■ Records supplied:
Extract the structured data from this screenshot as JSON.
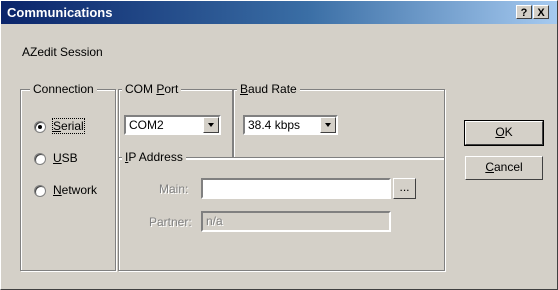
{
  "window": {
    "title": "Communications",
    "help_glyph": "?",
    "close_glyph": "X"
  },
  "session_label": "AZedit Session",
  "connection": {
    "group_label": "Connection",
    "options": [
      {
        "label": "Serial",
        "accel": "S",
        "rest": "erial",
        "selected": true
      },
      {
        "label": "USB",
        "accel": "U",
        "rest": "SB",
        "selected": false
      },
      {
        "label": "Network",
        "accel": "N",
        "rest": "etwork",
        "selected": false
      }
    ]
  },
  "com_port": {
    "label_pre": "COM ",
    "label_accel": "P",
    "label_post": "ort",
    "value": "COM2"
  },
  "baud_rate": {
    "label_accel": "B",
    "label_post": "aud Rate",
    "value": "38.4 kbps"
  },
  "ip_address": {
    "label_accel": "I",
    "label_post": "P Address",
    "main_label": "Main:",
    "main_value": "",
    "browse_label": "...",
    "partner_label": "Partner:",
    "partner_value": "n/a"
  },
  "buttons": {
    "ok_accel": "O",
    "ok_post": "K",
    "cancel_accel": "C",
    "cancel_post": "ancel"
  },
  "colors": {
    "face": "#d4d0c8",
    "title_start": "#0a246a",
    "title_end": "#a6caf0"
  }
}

■ To do:
Could you reproduce every record above exactly, leaving out the pictures?

■ Response below:
Extract the structured data from this screenshot as JSON.
{
  "window": {
    "title": "Communications",
    "help_glyph": "?",
    "close_glyph": "X"
  },
  "session_label": "AZedit Session",
  "connection": {
    "group_label": "Connection",
    "options": [
      {
        "label": "Serial",
        "accel": "S",
        "rest": "erial",
        "selected": true
      },
      {
        "label": "USB",
        "accel": "U",
        "rest": "SB",
        "selected": false
      },
      {
        "label": "Network",
        "accel": "N",
        "rest": "etwork",
        "selected": false
      }
    ]
  },
  "com_port": {
    "label_pre": "COM ",
    "label_accel": "P",
    "label_post": "ort",
    "value": "COM2"
  },
  "baud_rate": {
    "label_accel": "B",
    "label_post": "aud Rate",
    "value": "38.4 kbps"
  },
  "ip_address": {
    "label_accel": "I",
    "label_post": "P Address",
    "main_label": "Main:",
    "main_value": "",
    "browse_label": "...",
    "partner_label": "Partner:",
    "partner_value": "n/a"
  },
  "buttons": {
    "ok_accel": "O",
    "ok_post": "K",
    "cancel_accel": "C",
    "cancel_post": "ancel"
  },
  "colors": {
    "face": "#d4d0c8",
    "title_start": "#0a246a",
    "title_end": "#a6caf0"
  }
}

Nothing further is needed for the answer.